▶ **RECORDS SUPPLIED**:
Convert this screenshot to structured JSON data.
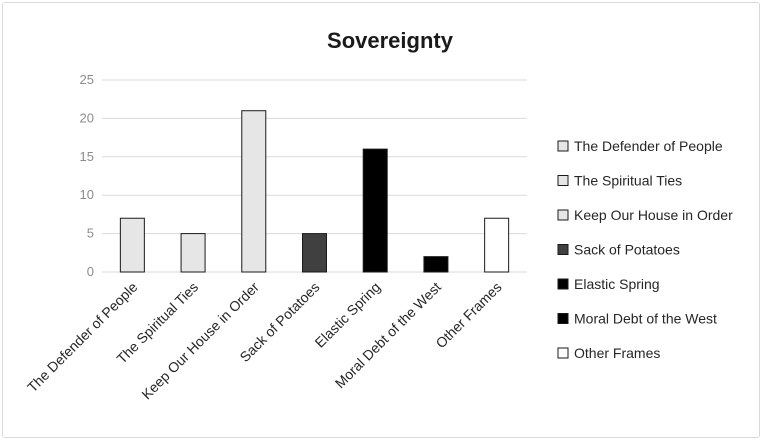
{
  "chart_data": {
    "type": "bar",
    "title": "Sovereignty",
    "categories": [
      "The Defender of People",
      "The Spiritual Ties",
      "Keep Our House in Order",
      "Sack of Potatoes",
      "Elastic Spring",
      "Moral Debt of the West",
      "Other Frames"
    ],
    "values": [
      7,
      5,
      21,
      5,
      16,
      2,
      7
    ],
    "colors": [
      "#e6e6e6",
      "#e6e6e6",
      "#e6e6e6",
      "#404040",
      "#000000",
      "#000000",
      "#ffffff"
    ],
    "ylim": [
      0,
      25
    ],
    "yticks": [
      0,
      5,
      10,
      15,
      20,
      25
    ],
    "grid": true,
    "legend_position": "right",
    "legend": [
      "The Defender of People",
      "The Spiritual Ties",
      "Keep Our House in Order",
      "Sack of Potatoes",
      "Elastic Spring",
      "Moral Debt of the West",
      "Other Frames"
    ]
  }
}
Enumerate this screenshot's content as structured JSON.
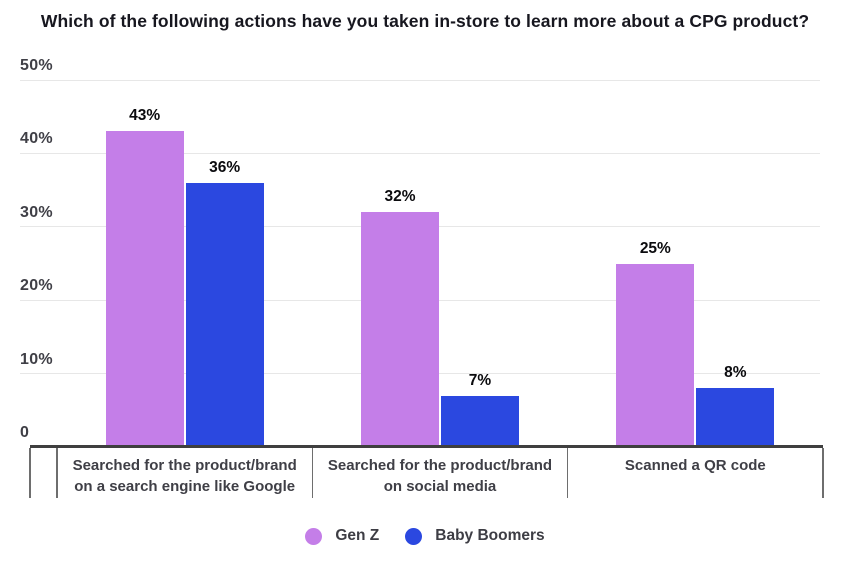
{
  "header": {
    "title": "Which of the following actions have you taken in-store to learn more about a CPG product?"
  },
  "chart_data": {
    "type": "bar",
    "title": "Which of the following actions have you taken in-store to learn more about a CPG product?",
    "categories": [
      "Searched for the product/brand on a search engine like Google",
      "Searched for the product/brand on social media",
      "Scanned a QR code"
    ],
    "category_lines": [
      [
        "Searched for the product/brand",
        "on a search engine like Google"
      ],
      [
        "Searched for the product/brand",
        "on social media"
      ],
      [
        "Scanned a QR code"
      ]
    ],
    "series": [
      {
        "name": "Gen Z",
        "color": "#c47ee8",
        "values": [
          43,
          32,
          25
        ]
      },
      {
        "name": "Baby Boomers",
        "color": "#2b48e0",
        "values": [
          36,
          7,
          8
        ]
      }
    ],
    "value_suffix": "%",
    "xlabel": "",
    "ylabel": "",
    "ylim": [
      0,
      50
    ],
    "yticks": [
      {
        "value": 50,
        "label": "50%"
      },
      {
        "value": 40,
        "label": "40%"
      },
      {
        "value": 30,
        "label": "30%"
      },
      {
        "value": 20,
        "label": "20%"
      },
      {
        "value": 10,
        "label": "10%"
      },
      {
        "value": 0,
        "label": "0"
      }
    ],
    "grid": true,
    "legend_position": "bottom"
  },
  "colors": {
    "gen_z": "#c47ee8",
    "baby_boomers": "#2b48e0",
    "title_text": "#17171f",
    "axis_text": "#3f3f46",
    "value_text": "#0b0b0e",
    "gridline": "#e7e7e7",
    "axis_line": "#3f3f3f",
    "separator": "#6e6e6e",
    "background": "#ffffff"
  }
}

▶ **PROBLEM STATEMENT**:
Your reply is one number: how many lines of the records above contain the word "following".

▶ **CORRECT ANSWER**:
2